* _Problem to work on_:
Below is a listing; write it out exactly and drop any images from it.
# start of Record extracts
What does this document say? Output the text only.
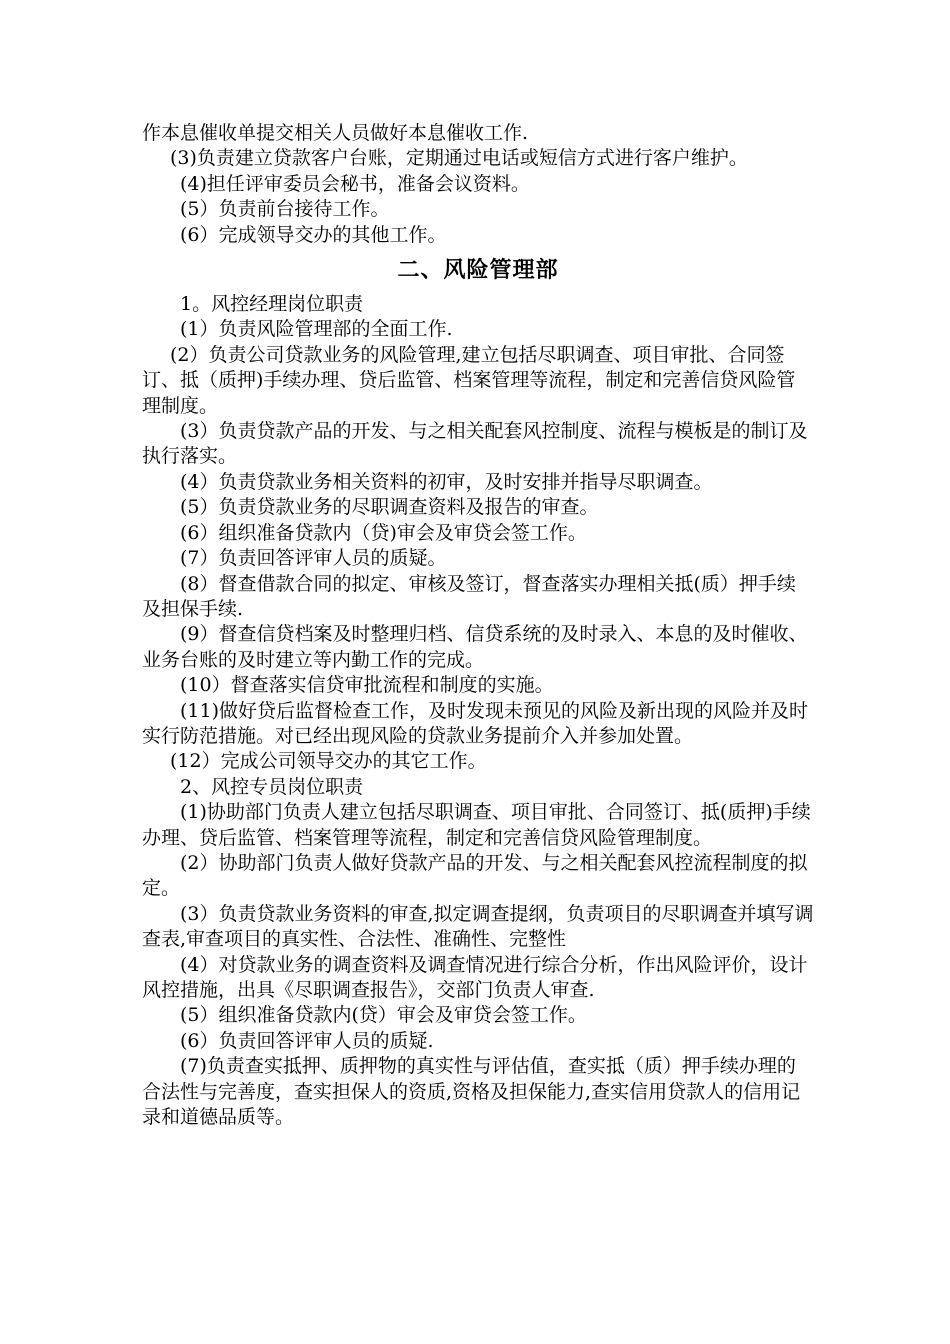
作本息催收单提交相关人员做好本息催收工作.

(3)负责建立贷款客户台账，定期通过电话或短信方式进行客户维护。

(4)担任评审委员会秘书，准备会议资料。

(5）负责前台接待工作。

(6）完成领导交办的其他工作。

二、风险管理部

1。风控经理岗位职责

(1）负责风险管理部的全面工作.

(2）负责公司贷款业务的风险管理,建立包括尽职调查、项目审批、合同签订、抵（质押)手续办理、贷后监管、档案管理等流程，制定和完善信贷风险管理制度。

(3）负责贷款产品的开发、与之相关配套风控制度、流程与模板是的制订及执行落实。

(4）负责贷款业务相关资料的初审，及时安排并指导尽职调查。

(5）负责贷款业务的尽职调查资料及报告的审查。

(6）组织准备贷款内（贷)审会及审贷会签工作。

(7）负责回答评审人员的质疑。

(8）督查借款合同的拟定、审核及签订，督查落实办理相关抵(质）押手续及担保手续.

(9）督查信贷档案及时整理归档、信贷系统的及时录入、本息的及时催收、业务台账的及时建立等内勤工作的完成。

(10）督查落实信贷审批流程和制度的实施。

(11)做好贷后监督检查工作，及时发现未预见的风险及新出现的风险并及时实行防范措施。对已经出现风险的贷款业务提前介入并参加处置。

(12）完成公司领导交办的其它工作。

2、风控专员岗位职责

(1)协助部门负责人建立包括尽职调查、项目审批、合同签订、抵(质押)手续办理、贷后监管、档案管理等流程，制定和完善信贷风险管理制度。

(2）协助部门负责人做好贷款产品的开发、与之相关配套风控流程制度的拟定。

(3）负责贷款业务资料的审查,拟定调查提纲，负责项目的尽职调查并填写调查表,审查项目的真实性、合法性、准确性、完整性

(4）对贷款业务的调查资料及调查情况进行综合分析，作出风险评价，设计风控措施，出具《尽职调查报告》，交部门负责人审查.

(5）组织准备贷款内(贷）审会及审贷会签工作。

(6）负责回答评审人员的质疑.

(7)负责查实抵押、质押物的真实性与评估值，查实抵（质）押手续办理的合法性与完善度，查实担保人的资质,资格及担保能力,查实信用贷款人的信用记录和道德品质等。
# end of Record extracts
* _Solution_:
What does this document say? Output the text only.
作本息催收单提交相关人员做好本息催收工作.

(3)负责建立贷款客户台账，定期通过电话或短信方式进行客户维护。

(4)担任评审委员会秘书，准备会议资料。

(5）负责前台接待工作。

(6）完成领导交办的其他工作。

二、风险管理部

1。风控经理岗位职责

(1）负责风险管理部的全面工作.

(2）负责公司贷款业务的风险管理,建立包括尽职调查、项目审批、合同签订、抵（质押)手续办理、贷后监管、档案管理等流程，制定和完善信贷风险管理制度。

(3）负责贷款产品的开发、与之相关配套风控制度、流程与模板是的制订及执行落实。

(4）负责贷款业务相关资料的初审，及时安排并指导尽职调查。

(5）负责贷款业务的尽职调查资料及报告的审查。

(6）组织准备贷款内（贷)审会及审贷会签工作。

(7）负责回答评审人员的质疑。

(8）督查借款合同的拟定、审核及签订，督查落实办理相关抵(质）押手续及担保手续.

(9）督查信贷档案及时整理归档、信贷系统的及时录入、本息的及时催收、业务台账的及时建立等内勤工作的完成。

(10）督查落实信贷审批流程和制度的实施。

(11)做好贷后监督检查工作，及时发现未预见的风险及新出现的风险并及时实行防范措施。对已经出现风险的贷款业务提前介入并参加处置。

(12）完成公司领导交办的其它工作。

2、风控专员岗位职责

(1)协助部门负责人建立包括尽职调查、项目审批、合同签订、抵(质押)手续办理、贷后监管、档案管理等流程，制定和完善信贷风险管理制度。

(2）协助部门负责人做好贷款产品的开发、与之相关配套风控流程制度的拟定。

(3）负责贷款业务资料的审查,拟定调查提纲，负责项目的尽职调查并填写调查表,审查项目的真实性、合法性、准确性、完整性

(4）对贷款业务的调查资料及调查情况进行综合分析，作出风险评价，设计风控措施，出具《尽职调查报告》，交部门负责人审查.

(5）组织准备贷款内(贷）审会及审贷会签工作。

(6）负责回答评审人员的质疑.

(7)负责查实抵押、质押物的真实性与评估值，查实抵（质）押手续办理的合法性与完善度，查实担保人的资质,资格及担保能力,查实信用贷款人的信用记录和道德品质等。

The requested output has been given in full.